Every line of the material that follows must be printed again exactly.

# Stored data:

= = = = =

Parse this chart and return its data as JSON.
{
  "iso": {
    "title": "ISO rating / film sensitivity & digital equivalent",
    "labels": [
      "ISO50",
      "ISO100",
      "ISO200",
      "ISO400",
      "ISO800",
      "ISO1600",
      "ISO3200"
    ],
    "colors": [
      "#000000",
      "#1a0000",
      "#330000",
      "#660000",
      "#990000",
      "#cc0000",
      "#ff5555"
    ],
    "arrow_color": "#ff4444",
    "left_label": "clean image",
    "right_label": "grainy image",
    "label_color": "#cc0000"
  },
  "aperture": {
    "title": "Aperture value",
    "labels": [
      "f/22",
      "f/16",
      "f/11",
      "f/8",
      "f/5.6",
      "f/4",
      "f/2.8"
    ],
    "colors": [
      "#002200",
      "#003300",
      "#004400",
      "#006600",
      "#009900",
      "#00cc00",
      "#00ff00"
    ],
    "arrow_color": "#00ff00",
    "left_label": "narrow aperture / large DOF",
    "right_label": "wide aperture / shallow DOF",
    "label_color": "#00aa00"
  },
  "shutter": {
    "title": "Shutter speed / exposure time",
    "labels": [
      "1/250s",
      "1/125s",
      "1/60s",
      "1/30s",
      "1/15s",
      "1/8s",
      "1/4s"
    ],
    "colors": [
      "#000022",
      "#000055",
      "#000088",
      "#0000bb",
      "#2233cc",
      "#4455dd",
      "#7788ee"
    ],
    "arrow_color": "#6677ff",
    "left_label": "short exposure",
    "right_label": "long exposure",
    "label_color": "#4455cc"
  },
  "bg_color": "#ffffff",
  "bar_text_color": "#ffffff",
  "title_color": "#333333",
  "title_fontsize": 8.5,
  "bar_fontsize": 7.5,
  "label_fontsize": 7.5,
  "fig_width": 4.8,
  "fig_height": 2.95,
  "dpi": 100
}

= = = = =

# Solution to this exercise:
Parse this chart and return its data as JSON.
{
  "iso": {
    "title": "ISO rating / film sensitivity & digital equivalent",
    "labels": [
      "ISO50",
      "ISO100",
      "ISO200",
      "ISO400",
      "ISO800",
      "ISO1600",
      "ISO3200"
    ],
    "colors": [
      "#000000",
      "#1a0000",
      "#330000",
      "#660000",
      "#990000",
      "#cc0000",
      "#ff5555"
    ],
    "arrow_color": "#ff4444",
    "left_label": "clean image",
    "right_label": "grainy image",
    "label_color": "#cc0000"
  },
  "aperture": {
    "title": "Aperture value",
    "labels": [
      "f/22",
      "f/16",
      "f/11",
      "f/8",
      "f/5.6",
      "f/4",
      "f/2.8"
    ],
    "colors": [
      "#002200",
      "#003300",
      "#004400",
      "#006600",
      "#009900",
      "#00cc00",
      "#00ff00"
    ],
    "arrow_color": "#00ff00",
    "left_label": "narrow aperture / large DOF",
    "right_label": "wide aperture / shallow DOF",
    "label_color": "#00aa00"
  },
  "shutter": {
    "title": "Shutter speed / exposure time",
    "labels": [
      "1/250s",
      "1/125s",
      "1/60s",
      "1/30s",
      "1/15s",
      "1/8s",
      "1/4s"
    ],
    "colors": [
      "#000022",
      "#000055",
      "#000088",
      "#0000bb",
      "#2233cc",
      "#4455dd",
      "#7788ee"
    ],
    "arrow_color": "#6677ff",
    "left_label": "short exposure",
    "right_label": "long exposure",
    "label_color": "#4455cc"
  },
  "bg_color": "#ffffff",
  "bar_text_color": "#ffffff",
  "title_color": "#333333",
  "title_fontsize": 8.5,
  "bar_fontsize": 7.5,
  "label_fontsize": 7.5,
  "fig_width": 4.8,
  "fig_height": 2.95,
  "dpi": 100
}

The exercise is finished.